Working data »

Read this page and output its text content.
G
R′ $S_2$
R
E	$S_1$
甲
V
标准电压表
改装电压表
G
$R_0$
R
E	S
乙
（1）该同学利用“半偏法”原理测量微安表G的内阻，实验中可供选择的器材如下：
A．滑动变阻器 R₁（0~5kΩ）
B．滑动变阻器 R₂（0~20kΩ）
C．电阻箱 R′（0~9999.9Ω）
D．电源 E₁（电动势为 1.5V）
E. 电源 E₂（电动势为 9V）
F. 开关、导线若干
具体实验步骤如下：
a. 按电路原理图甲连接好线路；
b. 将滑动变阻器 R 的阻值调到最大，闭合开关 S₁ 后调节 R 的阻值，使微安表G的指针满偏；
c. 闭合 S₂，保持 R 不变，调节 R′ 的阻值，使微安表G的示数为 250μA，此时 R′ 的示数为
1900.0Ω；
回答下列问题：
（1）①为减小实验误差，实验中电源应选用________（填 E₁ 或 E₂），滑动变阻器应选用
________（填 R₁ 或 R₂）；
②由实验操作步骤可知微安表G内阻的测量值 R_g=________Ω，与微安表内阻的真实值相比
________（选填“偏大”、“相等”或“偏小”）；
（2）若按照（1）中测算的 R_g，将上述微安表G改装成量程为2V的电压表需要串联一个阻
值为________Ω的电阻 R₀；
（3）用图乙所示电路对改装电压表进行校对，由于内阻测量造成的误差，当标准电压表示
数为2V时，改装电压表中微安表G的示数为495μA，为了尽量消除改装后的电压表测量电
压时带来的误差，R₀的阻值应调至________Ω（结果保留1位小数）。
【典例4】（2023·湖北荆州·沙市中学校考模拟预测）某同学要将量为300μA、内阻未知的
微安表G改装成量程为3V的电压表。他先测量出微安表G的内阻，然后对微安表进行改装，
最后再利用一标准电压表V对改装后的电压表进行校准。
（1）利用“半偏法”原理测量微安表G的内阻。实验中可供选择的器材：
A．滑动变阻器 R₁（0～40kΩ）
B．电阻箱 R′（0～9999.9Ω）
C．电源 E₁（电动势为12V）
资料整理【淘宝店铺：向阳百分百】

The exercise » Exactly as they are written, print the entries again.

The output »
Read this page and output its text content.
G
R′ $S_2$
R
E	$S_1$
甲
V
标准电压表
改装电压表
G
$R_0$
R
E	S
乙
（1）该同学利用“半偏法”原理测量微安表G的内阻，实验中可供选择的器材如下：
A．滑动变阻器 R₁（0~5kΩ）
B．滑动变阻器 R₂（0~20kΩ）
C．电阻箱 R′（0~9999.9Ω）
D．电源 E₁（电动势为 1.5V）
E. 电源 E₂（电动势为 9V）
F. 开关、导线若干
具体实验步骤如下：
a. 按电路原理图甲连接好线路；
b. 将滑动变阻器 R 的阻值调到最大，闭合开关 S₁ 后调节 R 的阻值，使微安表G的指针满偏；
c. 闭合 S₂，保持 R 不变，调节 R′ 的阻值，使微安表G的示数为 250μA，此时 R′ 的示数为
1900.0Ω；
回答下列问题：
（1）①为减小实验误差，实验中电源应选用________（填 E₁ 或 E₂），滑动变阻器应选用
________（填 R₁ 或 R₂）；
②由实验操作步骤可知微安表G内阻的测量值 R_g=________Ω，与微安表内阻的真实值相比
________（选填“偏大”、“相等”或“偏小”）；
（2）若按照（1）中测算的 R_g，将上述微安表G改装成量程为2V的电压表需要串联一个阻
值为________Ω的电阻 R₀；
（3）用图乙所示电路对改装电压表进行校对，由于内阻测量造成的误差，当标准电压表示
数为2V时，改装电压表中微安表G的示数为495μA，为了尽量消除改装后的电压表测量电
压时带来的误差，R₀的阻值应调至________Ω（结果保留1位小数）。
【典例4】（2023·湖北荆州·沙市中学校考模拟预测）某同学要将量为300μA、内阻未知的
微安表G改装成量程为3V的电压表。他先测量出微安表G的内阻，然后对微安表进行改装，
最后再利用一标准电压表V对改装后的电压表进行校准。
（1）利用“半偏法”原理测量微安表G的内阻。实验中可供选择的器材：
A．滑动变阻器 R₁（0～40kΩ）
B．电阻箱 R′（0～9999.9Ω）
C．电源 E₁（电动势为12V）
资料整理【淘宝店铺：向阳百分百】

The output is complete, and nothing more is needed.